== What is required ==
Count lines with the string "건설회관" in them. State the number alone.
☆ ☆ ☆ ☆ ☆
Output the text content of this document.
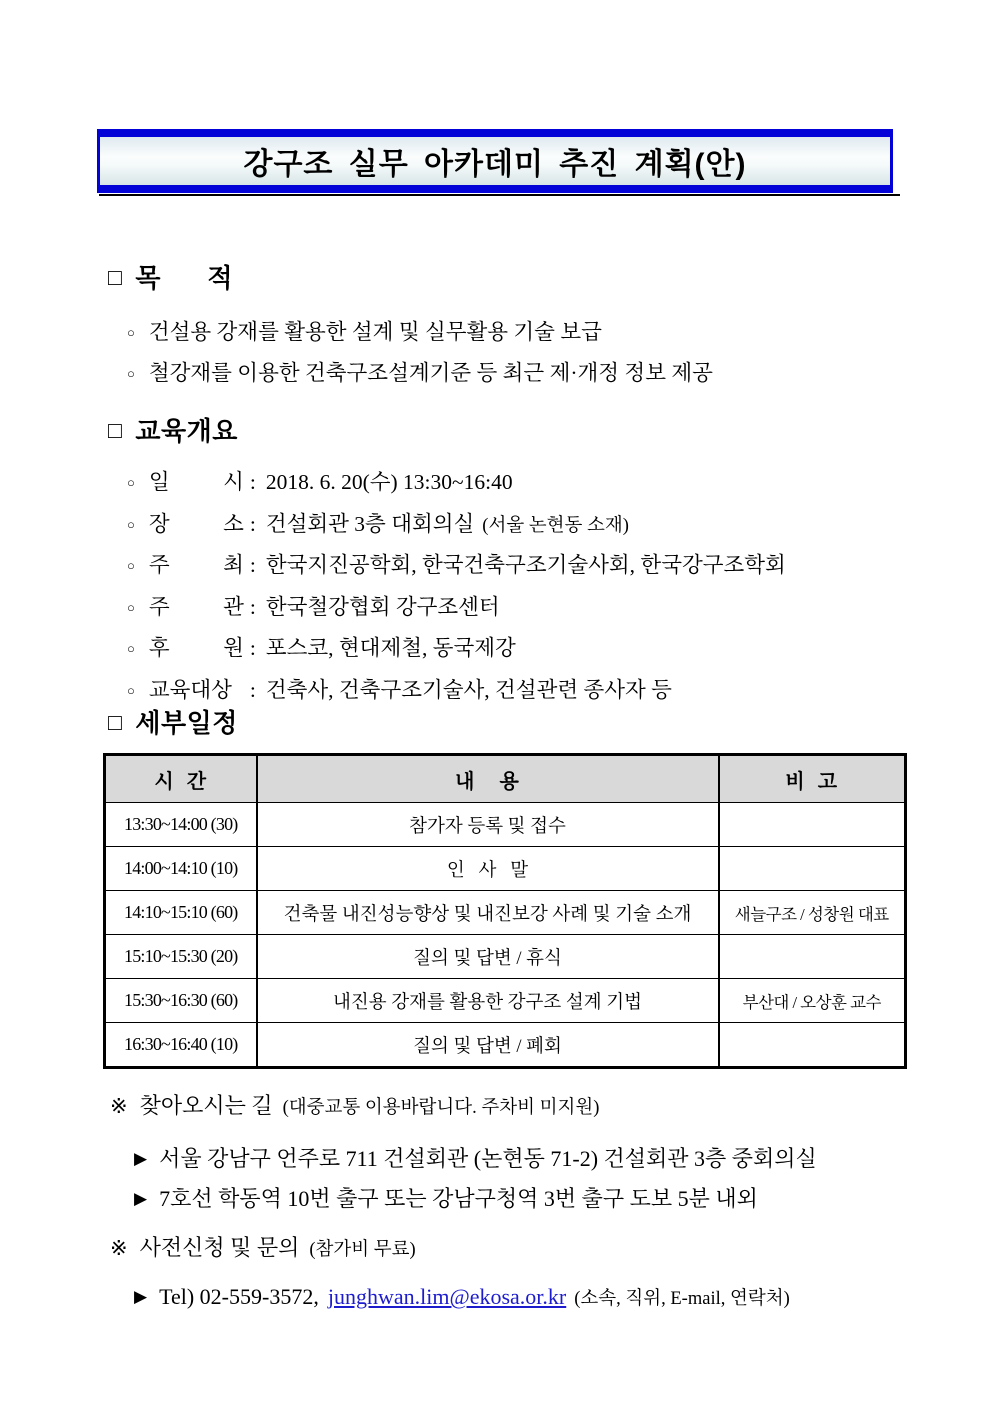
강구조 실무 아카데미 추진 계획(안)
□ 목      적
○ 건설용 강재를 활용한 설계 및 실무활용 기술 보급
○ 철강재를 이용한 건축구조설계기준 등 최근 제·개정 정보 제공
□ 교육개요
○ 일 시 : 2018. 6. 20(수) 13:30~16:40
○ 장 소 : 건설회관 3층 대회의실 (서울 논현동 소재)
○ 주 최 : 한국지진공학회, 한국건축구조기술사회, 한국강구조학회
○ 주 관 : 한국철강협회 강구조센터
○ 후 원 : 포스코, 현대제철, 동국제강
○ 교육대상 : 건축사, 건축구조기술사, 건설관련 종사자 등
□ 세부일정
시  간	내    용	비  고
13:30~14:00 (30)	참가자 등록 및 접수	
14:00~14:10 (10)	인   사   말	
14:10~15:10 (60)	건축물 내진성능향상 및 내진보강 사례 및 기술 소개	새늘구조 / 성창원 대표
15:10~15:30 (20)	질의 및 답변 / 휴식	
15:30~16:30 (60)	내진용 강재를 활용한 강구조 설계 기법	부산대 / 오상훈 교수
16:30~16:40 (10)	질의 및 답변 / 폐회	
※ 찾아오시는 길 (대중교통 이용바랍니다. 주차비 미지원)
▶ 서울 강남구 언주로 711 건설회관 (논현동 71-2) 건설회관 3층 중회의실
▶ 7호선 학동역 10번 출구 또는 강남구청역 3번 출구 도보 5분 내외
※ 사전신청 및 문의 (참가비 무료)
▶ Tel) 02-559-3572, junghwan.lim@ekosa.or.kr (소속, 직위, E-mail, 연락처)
☆ ☆ ☆ ☆ ☆
== Solution to the problem ==
2